■ **Input rows**:
+ + + + +

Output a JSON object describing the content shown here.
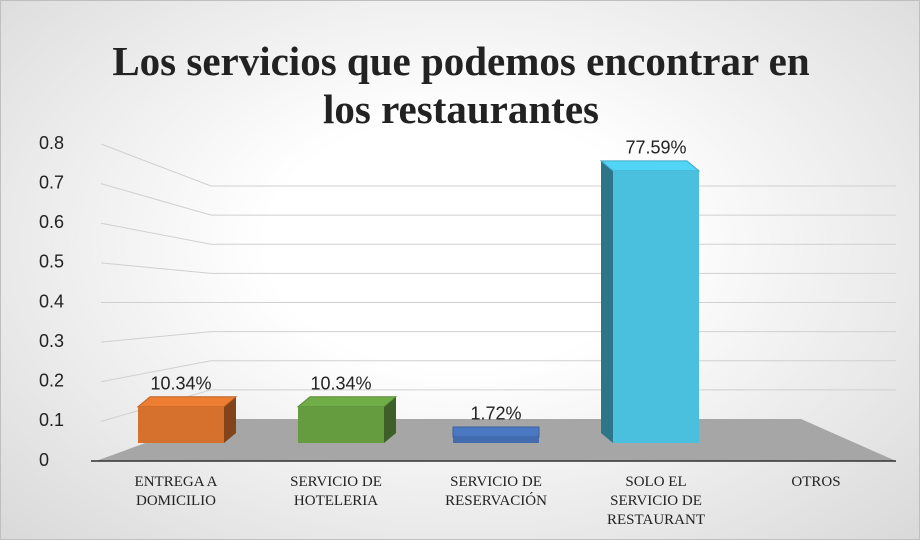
{
  "chart_data": {
    "type": "bar3d",
    "title": "Los servicios que podemos encontrar en los restaurantes",
    "categories": [
      "ENTREGA A DOMICILIO",
      "SERVICIO DE HOTELERIA",
      "SERVICIO DE RESERVACIÓN",
      "SOLO EL SERVICIO DE RESTAURANT",
      "OTROS"
    ],
    "values": [
      0.1034,
      0.1034,
      0.0172,
      0.7759,
      null
    ],
    "value_labels": [
      "10.34%",
      "10.34%",
      "1.72%",
      "77.59%",
      null
    ],
    "colors": [
      "#ed7d31",
      "#70ad47",
      "#4a78c2",
      "#52d4f7",
      null
    ],
    "ylim": [
      0,
      0.8
    ],
    "yticks": [
      0,
      0.1,
      0.2,
      0.3,
      0.4,
      0.5,
      0.6,
      0.7,
      0.8
    ],
    "grid": true
  }
}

+ + + + +

■ **Work instructions**: Transcribe all of the entries word for word, but skip any pictures they contain.

■ **Response to the task**:
Output a JSON object describing the content shown here.
{
  "chart_data": {
    "type": "bar3d",
    "title": "Los servicios que podemos encontrar en los restaurantes",
    "categories": [
      "ENTREGA A DOMICILIO",
      "SERVICIO DE HOTELERIA",
      "SERVICIO DE RESERVACIÓN",
      "SOLO EL SERVICIO DE RESTAURANT",
      "OTROS"
    ],
    "values": [
      0.1034,
      0.1034,
      0.0172,
      0.7759,
      null
    ],
    "value_labels": [
      "10.34%",
      "10.34%",
      "1.72%",
      "77.59%",
      null
    ],
    "colors": [
      "#ed7d31",
      "#70ad47",
      "#4a78c2",
      "#52d4f7",
      null
    ],
    "ylim": [
      0,
      0.8
    ],
    "yticks": [
      0,
      0.1,
      0.2,
      0.3,
      0.4,
      0.5,
      0.6,
      0.7,
      0.8
    ],
    "grid": true
  }
}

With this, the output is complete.